* _WRITTEN TASK_: Write out the full set of records exactly. Any pictures in them do not belong in the copy.

[Items from a data source]
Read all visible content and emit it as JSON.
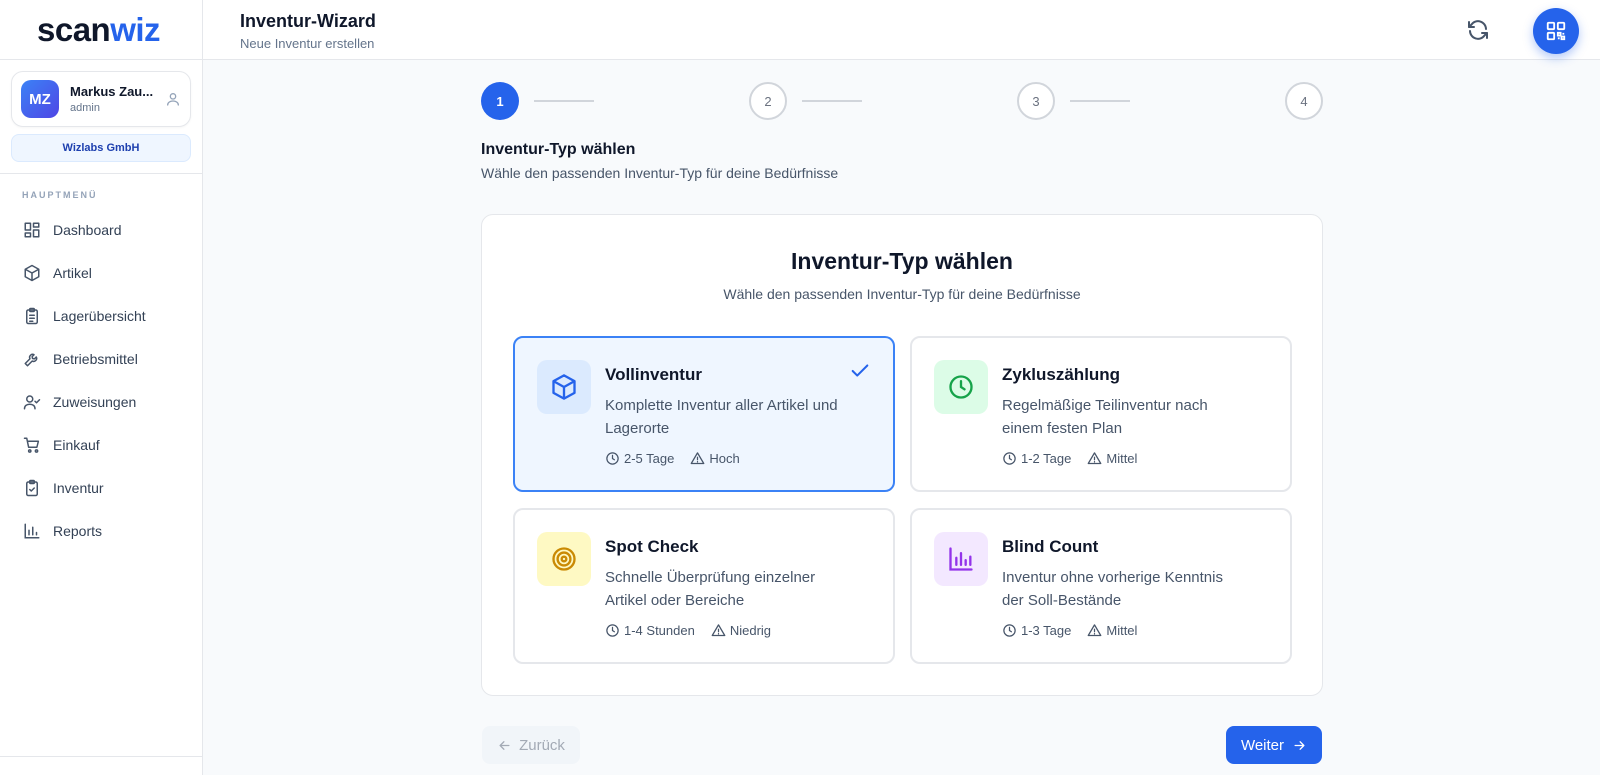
{
  "brand": {
    "logo_part1": "scan",
    "logo_part2": "wiz"
  },
  "user": {
    "initials": "MZ",
    "name": "Markus Zau...",
    "role": "admin",
    "company": "Wizlabs GmbH"
  },
  "sidebar": {
    "heading": "HAUPTMENÜ",
    "items": [
      {
        "label": "Dashboard",
        "icon": "dashboard-icon"
      },
      {
        "label": "Artikel",
        "icon": "package-icon"
      },
      {
        "label": "Lagerübersicht",
        "icon": "clipboard-list-icon"
      },
      {
        "label": "Betriebsmittel",
        "icon": "wrench-icon"
      },
      {
        "label": "Zuweisungen",
        "icon": "user-check-icon"
      },
      {
        "label": "Einkauf",
        "icon": "cart-icon"
      },
      {
        "label": "Inventur",
        "icon": "clipboard-check-icon"
      },
      {
        "label": "Reports",
        "icon": "bar-chart-icon"
      }
    ]
  },
  "header": {
    "title": "Inventur-Wizard",
    "subtitle": "Neue Inventur erstellen"
  },
  "stepper": {
    "steps": [
      "1",
      "2",
      "3",
      "4"
    ],
    "current": 1
  },
  "section": {
    "title": "Inventur-Typ wählen",
    "subtitle": "Wähle den passenden Inventur-Typ für deine Bedürfnisse"
  },
  "card": {
    "title": "Inventur-Typ wählen",
    "subtitle": "Wähle den passenden Inventur-Typ für deine Bedürfnisse",
    "options": [
      {
        "title": "Vollinventur",
        "desc": "Komplette Inventur aller Artikel und Lagerorte",
        "duration": "2-5 Tage",
        "effort": "Hoch",
        "icon": "package-icon",
        "color": "#2563eb",
        "bg": "#dbeafe",
        "selected": true
      },
      {
        "title": "Zykluszählung",
        "desc": "Regelmäßige Teilinventur nach einem festen Plan",
        "duration": "1-2 Tage",
        "effort": "Mittel",
        "icon": "clock-icon",
        "color": "#16a34a",
        "bg": "#dcfce7",
        "selected": false
      },
      {
        "title": "Spot Check",
        "desc": "Schnelle Überprüfung einzelner Artikel oder Bereiche",
        "duration": "1-4 Stunden",
        "effort": "Niedrig",
        "icon": "target-icon",
        "color": "#ca8a04",
        "bg": "#fef9c3",
        "selected": false
      },
      {
        "title": "Blind Count",
        "desc": "Inventur ohne vorherige Kenntnis der Soll-Bestände",
        "duration": "1-3 Tage",
        "effort": "Mittel",
        "icon": "bar-chart-icon",
        "color": "#9333ea",
        "bg": "#f3e8ff",
        "selected": false
      }
    ]
  },
  "footer": {
    "back_label": "Zurück",
    "next_label": "Weiter"
  },
  "colors": {
    "accent": "#2563eb",
    "selected_bg": "#eff6ff"
  }
}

* _RESULT_:
Read all visible content and emit it as JSON.
{
  "brand": {
    "logo_part1": "scan",
    "logo_part2": "wiz"
  },
  "user": {
    "initials": "MZ",
    "name": "Markus Zau...",
    "role": "admin",
    "company": "Wizlabs GmbH"
  },
  "sidebar": {
    "heading": "HAUPTMENÜ",
    "items": [
      {
        "label": "Dashboard",
        "icon": "dashboard-icon"
      },
      {
        "label": "Artikel",
        "icon": "package-icon"
      },
      {
        "label": "Lagerübersicht",
        "icon": "clipboard-list-icon"
      },
      {
        "label": "Betriebsmittel",
        "icon": "wrench-icon"
      },
      {
        "label": "Zuweisungen",
        "icon": "user-check-icon"
      },
      {
        "label": "Einkauf",
        "icon": "cart-icon"
      },
      {
        "label": "Inventur",
        "icon": "clipboard-check-icon"
      },
      {
        "label": "Reports",
        "icon": "bar-chart-icon"
      }
    ]
  },
  "header": {
    "title": "Inventur-Wizard",
    "subtitle": "Neue Inventur erstellen"
  },
  "stepper": {
    "steps": [
      "1",
      "2",
      "3",
      "4"
    ],
    "current": 1
  },
  "section": {
    "title": "Inventur-Typ wählen",
    "subtitle": "Wähle den passenden Inventur-Typ für deine Bedürfnisse"
  },
  "card": {
    "title": "Inventur-Typ wählen",
    "subtitle": "Wähle den passenden Inventur-Typ für deine Bedürfnisse",
    "options": [
      {
        "title": "Vollinventur",
        "desc": "Komplette Inventur aller Artikel und Lagerorte",
        "duration": "2-5 Tage",
        "effort": "Hoch",
        "icon": "package-icon",
        "color": "#2563eb",
        "bg": "#dbeafe",
        "selected": true
      },
      {
        "title": "Zykluszählung",
        "desc": "Regelmäßige Teilinventur nach einem festen Plan",
        "duration": "1-2 Tage",
        "effort": "Mittel",
        "icon": "clock-icon",
        "color": "#16a34a",
        "bg": "#dcfce7",
        "selected": false
      },
      {
        "title": "Spot Check",
        "desc": "Schnelle Überprüfung einzelner Artikel oder Bereiche",
        "duration": "1-4 Stunden",
        "effort": "Niedrig",
        "icon": "target-icon",
        "color": "#ca8a04",
        "bg": "#fef9c3",
        "selected": false
      },
      {
        "title": "Blind Count",
        "desc": "Inventur ohne vorherige Kenntnis der Soll-Bestände",
        "duration": "1-3 Tage",
        "effort": "Mittel",
        "icon": "bar-chart-icon",
        "color": "#9333ea",
        "bg": "#f3e8ff",
        "selected": false
      }
    ]
  },
  "footer": {
    "back_label": "Zurück",
    "next_label": "Weiter"
  },
  "colors": {
    "accent": "#2563eb",
    "selected_bg": "#eff6ff"
  }
}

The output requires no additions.